----- Recorded information

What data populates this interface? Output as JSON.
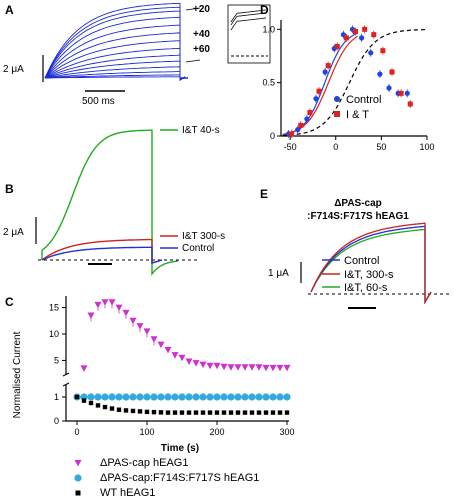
{
  "chart_data": [
    {
      "panel": "A",
      "type": "line",
      "description_values": {
        "scale_bar_y": "2 μA",
        "scale_bar_x": "500 ms",
        "inset_labels": [
          "+20",
          "+40",
          "+60"
        ]
      },
      "families": [
        {
          "name": "voltage-step traces",
          "levels": [
            0.02,
            0.05,
            0.1,
            0.17,
            0.25,
            0.33,
            0.42,
            0.52,
            0.62,
            0.72,
            0.82,
            0.9,
            0.95,
            1.0
          ]
        }
      ],
      "inset_levels": [
        1.0,
        0.85,
        0.6
      ]
    },
    {
      "panel": "B",
      "type": "line",
      "scale_bar_y": "2 μA",
      "series": [
        {
          "name": "I&T 40-s",
          "color": "#22aa22",
          "amplitude": 1.0
        },
        {
          "name": "I&T 300-s",
          "color": "#cc2222",
          "amplitude": 0.16
        },
        {
          "name": "Control",
          "color": "#2233cc",
          "amplitude": 0.1
        }
      ]
    },
    {
      "panel": "C",
      "type": "scatter",
      "xlabel": "Time (s)",
      "ylabel": "Normalised Current",
      "xlim": [
        0,
        300
      ],
      "xticks": [
        "0",
        "100",
        "200",
        "300"
      ],
      "ylim_lower": [
        0,
        1.5
      ],
      "ylim_upper": [
        3,
        17
      ],
      "yticks_lower": [
        "0",
        "1"
      ],
      "yticks_upper": [
        "5",
        "10",
        "15"
      ],
      "series": [
        {
          "name": "ΔPAS-cap hEAG1",
          "color": "#cc33cc",
          "marker": "triangle-down",
          "x": [
            10,
            20,
            30,
            40,
            50,
            60,
            70,
            80,
            90,
            100,
            110,
            120,
            130,
            140,
            150,
            160,
            170,
            180,
            190,
            200,
            210,
            220,
            230,
            240,
            250,
            260,
            270,
            280,
            290,
            300
          ],
          "y": [
            3.5,
            13.5,
            15.5,
            16.0,
            16.0,
            15.0,
            14.0,
            12.5,
            11.5,
            10.5,
            9.0,
            8.0,
            7.0,
            6.0,
            5.5,
            4.8,
            4.5,
            4.2,
            4.0,
            4.0,
            3.8,
            3.7,
            3.7,
            3.7,
            3.7,
            3.7,
            3.6,
            3.6,
            3.6,
            3.6
          ]
        },
        {
          "name": "ΔPAS-cap:F714S:F717S hEAG1",
          "color": "#33aadd",
          "marker": "circle",
          "x": [
            0,
            10,
            20,
            30,
            40,
            50,
            60,
            70,
            80,
            90,
            100,
            110,
            120,
            130,
            140,
            150,
            160,
            170,
            180,
            190,
            200,
            210,
            220,
            230,
            240,
            250,
            260,
            270,
            280,
            290,
            300
          ],
          "y": [
            1.0,
            1.0,
            1.0,
            1.0,
            1.0,
            1.0,
            1.0,
            1.0,
            1.0,
            1.0,
            1.0,
            1.0,
            1.0,
            1.0,
            1.0,
            1.0,
            1.0,
            1.0,
            1.0,
            1.0,
            1.0,
            1.0,
            1.0,
            1.0,
            1.0,
            1.0,
            1.0,
            1.0,
            1.0,
            1.0,
            1.0
          ]
        },
        {
          "name": "WT hEAG1",
          "color": "#000000",
          "marker": "square",
          "x": [
            0,
            10,
            20,
            30,
            40,
            50,
            60,
            70,
            80,
            90,
            100,
            110,
            120,
            130,
            140,
            150,
            160,
            170,
            180,
            190,
            200,
            210,
            220,
            230,
            240,
            250,
            260,
            270,
            280,
            290,
            300
          ],
          "y": [
            1.0,
            0.85,
            0.75,
            0.65,
            0.58,
            0.52,
            0.47,
            0.44,
            0.42,
            0.4,
            0.38,
            0.37,
            0.36,
            0.35,
            0.35,
            0.35,
            0.35,
            0.35,
            0.35,
            0.35,
            0.35,
            0.35,
            0.35,
            0.35,
            0.35,
            0.35,
            0.35,
            0.35,
            0.35,
            0.35,
            0.35
          ]
        }
      ]
    },
    {
      "panel": "D",
      "type": "scatter",
      "xlim": [
        -60,
        100
      ],
      "ylim": [
        0,
        1.05
      ],
      "xticks": [
        "-50",
        "0",
        "50",
        "100"
      ],
      "yticks": [
        "0",
        "0.5",
        "1.0"
      ],
      "legend": "right",
      "series": [
        {
          "name": "Control",
          "color": "#2244dd",
          "x": [
            -50,
            -40,
            -30,
            -20,
            -10,
            0,
            10,
            20,
            30,
            40,
            50,
            60,
            70,
            80
          ],
          "y": [
            0.02,
            0.06,
            0.16,
            0.35,
            0.6,
            0.82,
            0.95,
            1.0,
            0.92,
            0.78,
            0.58,
            0.45,
            0.4,
            0.4
          ]
        },
        {
          "name": "I & T",
          "color": "#dd2222",
          "x": [
            -50,
            -40,
            -30,
            -20,
            -10,
            0,
            10,
            20,
            30,
            40,
            50,
            60,
            70,
            80
          ],
          "y": [
            0.02,
            0.1,
            0.22,
            0.42,
            0.66,
            0.84,
            0.92,
            0.98,
            1.0,
            0.95,
            0.8,
            0.6,
            0.4,
            0.3
          ]
        }
      ],
      "fits": [
        {
          "color": "#2244dd",
          "style": "solid",
          "v_half": -12,
          "k": 11
        },
        {
          "color": "#dd2222",
          "style": "solid",
          "v_half": -8,
          "k": 12
        },
        {
          "color": "#000000",
          "style": "dashed",
          "v_half": 15,
          "k": 14
        }
      ]
    },
    {
      "panel": "E",
      "type": "line",
      "title": "ΔPAS-cap\n:F714S:F717S hEAG1",
      "title_lines": [
        "ΔPAS-cap",
        ":F714S:F717S hEAG1"
      ],
      "scale_bar_y": "1 μA",
      "series": [
        {
          "name": "Control",
          "color": "#2233cc",
          "amplitude": 0.95
        },
        {
          "name": "I&T, 300-s",
          "color": "#cc2222",
          "amplitude": 1.0
        },
        {
          "name": "I&T, 60-s",
          "color": "#22aa22",
          "amplitude": 0.9
        }
      ]
    }
  ]
}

----------

Problem statement: Give all the lines above again, character for character, without pictures.

Task result:
What data populates this interface? Output as JSON.
{
  "chart_data": [
    {
      "panel": "A",
      "type": "line",
      "description_values": {
        "scale_bar_y": "2 μA",
        "scale_bar_x": "500 ms",
        "inset_labels": [
          "+20",
          "+40",
          "+60"
        ]
      },
      "families": [
        {
          "name": "voltage-step traces",
          "levels": [
            0.02,
            0.05,
            0.1,
            0.17,
            0.25,
            0.33,
            0.42,
            0.52,
            0.62,
            0.72,
            0.82,
            0.9,
            0.95,
            1.0
          ]
        }
      ],
      "inset_levels": [
        1.0,
        0.85,
        0.6
      ]
    },
    {
      "panel": "B",
      "type": "line",
      "scale_bar_y": "2 μA",
      "series": [
        {
          "name": "I&T 40-s",
          "color": "#22aa22",
          "amplitude": 1.0
        },
        {
          "name": "I&T 300-s",
          "color": "#cc2222",
          "amplitude": 0.16
        },
        {
          "name": "Control",
          "color": "#2233cc",
          "amplitude": 0.1
        }
      ]
    },
    {
      "panel": "C",
      "type": "scatter",
      "xlabel": "Time (s)",
      "ylabel": "Normalised Current",
      "xlim": [
        0,
        300
      ],
      "xticks": [
        "0",
        "100",
        "200",
        "300"
      ],
      "ylim_lower": [
        0,
        1.5
      ],
      "ylim_upper": [
        3,
        17
      ],
      "yticks_lower": [
        "0",
        "1"
      ],
      "yticks_upper": [
        "5",
        "10",
        "15"
      ],
      "series": [
        {
          "name": "ΔPAS-cap hEAG1",
          "color": "#cc33cc",
          "marker": "triangle-down",
          "x": [
            10,
            20,
            30,
            40,
            50,
            60,
            70,
            80,
            90,
            100,
            110,
            120,
            130,
            140,
            150,
            160,
            170,
            180,
            190,
            200,
            210,
            220,
            230,
            240,
            250,
            260,
            270,
            280,
            290,
            300
          ],
          "y": [
            3.5,
            13.5,
            15.5,
            16.0,
            16.0,
            15.0,
            14.0,
            12.5,
            11.5,
            10.5,
            9.0,
            8.0,
            7.0,
            6.0,
            5.5,
            4.8,
            4.5,
            4.2,
            4.0,
            4.0,
            3.8,
            3.7,
            3.7,
            3.7,
            3.7,
            3.7,
            3.6,
            3.6,
            3.6,
            3.6
          ]
        },
        {
          "name": "ΔPAS-cap:F714S:F717S hEAG1",
          "color": "#33aadd",
          "marker": "circle",
          "x": [
            0,
            10,
            20,
            30,
            40,
            50,
            60,
            70,
            80,
            90,
            100,
            110,
            120,
            130,
            140,
            150,
            160,
            170,
            180,
            190,
            200,
            210,
            220,
            230,
            240,
            250,
            260,
            270,
            280,
            290,
            300
          ],
          "y": [
            1.0,
            1.0,
            1.0,
            1.0,
            1.0,
            1.0,
            1.0,
            1.0,
            1.0,
            1.0,
            1.0,
            1.0,
            1.0,
            1.0,
            1.0,
            1.0,
            1.0,
            1.0,
            1.0,
            1.0,
            1.0,
            1.0,
            1.0,
            1.0,
            1.0,
            1.0,
            1.0,
            1.0,
            1.0,
            1.0,
            1.0
          ]
        },
        {
          "name": "WT hEAG1",
          "color": "#000000",
          "marker": "square",
          "x": [
            0,
            10,
            20,
            30,
            40,
            50,
            60,
            70,
            80,
            90,
            100,
            110,
            120,
            130,
            140,
            150,
            160,
            170,
            180,
            190,
            200,
            210,
            220,
            230,
            240,
            250,
            260,
            270,
            280,
            290,
            300
          ],
          "y": [
            1.0,
            0.85,
            0.75,
            0.65,
            0.58,
            0.52,
            0.47,
            0.44,
            0.42,
            0.4,
            0.38,
            0.37,
            0.36,
            0.35,
            0.35,
            0.35,
            0.35,
            0.35,
            0.35,
            0.35,
            0.35,
            0.35,
            0.35,
            0.35,
            0.35,
            0.35,
            0.35,
            0.35,
            0.35,
            0.35,
            0.35
          ]
        }
      ]
    },
    {
      "panel": "D",
      "type": "scatter",
      "xlim": [
        -60,
        100
      ],
      "ylim": [
        0,
        1.05
      ],
      "xticks": [
        "-50",
        "0",
        "50",
        "100"
      ],
      "yticks": [
        "0",
        "0.5",
        "1.0"
      ],
      "legend": "right",
      "series": [
        {
          "name": "Control",
          "color": "#2244dd",
          "x": [
            -50,
            -40,
            -30,
            -20,
            -10,
            0,
            10,
            20,
            30,
            40,
            50,
            60,
            70,
            80
          ],
          "y": [
            0.02,
            0.06,
            0.16,
            0.35,
            0.6,
            0.82,
            0.95,
            1.0,
            0.92,
            0.78,
            0.58,
            0.45,
            0.4,
            0.4
          ]
        },
        {
          "name": "I & T",
          "color": "#dd2222",
          "x": [
            -50,
            -40,
            -30,
            -20,
            -10,
            0,
            10,
            20,
            30,
            40,
            50,
            60,
            70,
            80
          ],
          "y": [
            0.02,
            0.1,
            0.22,
            0.42,
            0.66,
            0.84,
            0.92,
            0.98,
            1.0,
            0.95,
            0.8,
            0.6,
            0.4,
            0.3
          ]
        }
      ],
      "fits": [
        {
          "color": "#2244dd",
          "style": "solid",
          "v_half": -12,
          "k": 11
        },
        {
          "color": "#dd2222",
          "style": "solid",
          "v_half": -8,
          "k": 12
        },
        {
          "color": "#000000",
          "style": "dashed",
          "v_half": 15,
          "k": 14
        }
      ]
    },
    {
      "panel": "E",
      "type": "line",
      "title": "ΔPAS-cap\n:F714S:F717S hEAG1",
      "title_lines": [
        "ΔPAS-cap",
        ":F714S:F717S hEAG1"
      ],
      "scale_bar_y": "1 μA",
      "series": [
        {
          "name": "Control",
          "color": "#2233cc",
          "amplitude": 0.95
        },
        {
          "name": "I&T, 300-s",
          "color": "#cc2222",
          "amplitude": 1.0
        },
        {
          "name": "I&T, 60-s",
          "color": "#22aa22",
          "amplitude": 0.9
        }
      ]
    }
  ]
}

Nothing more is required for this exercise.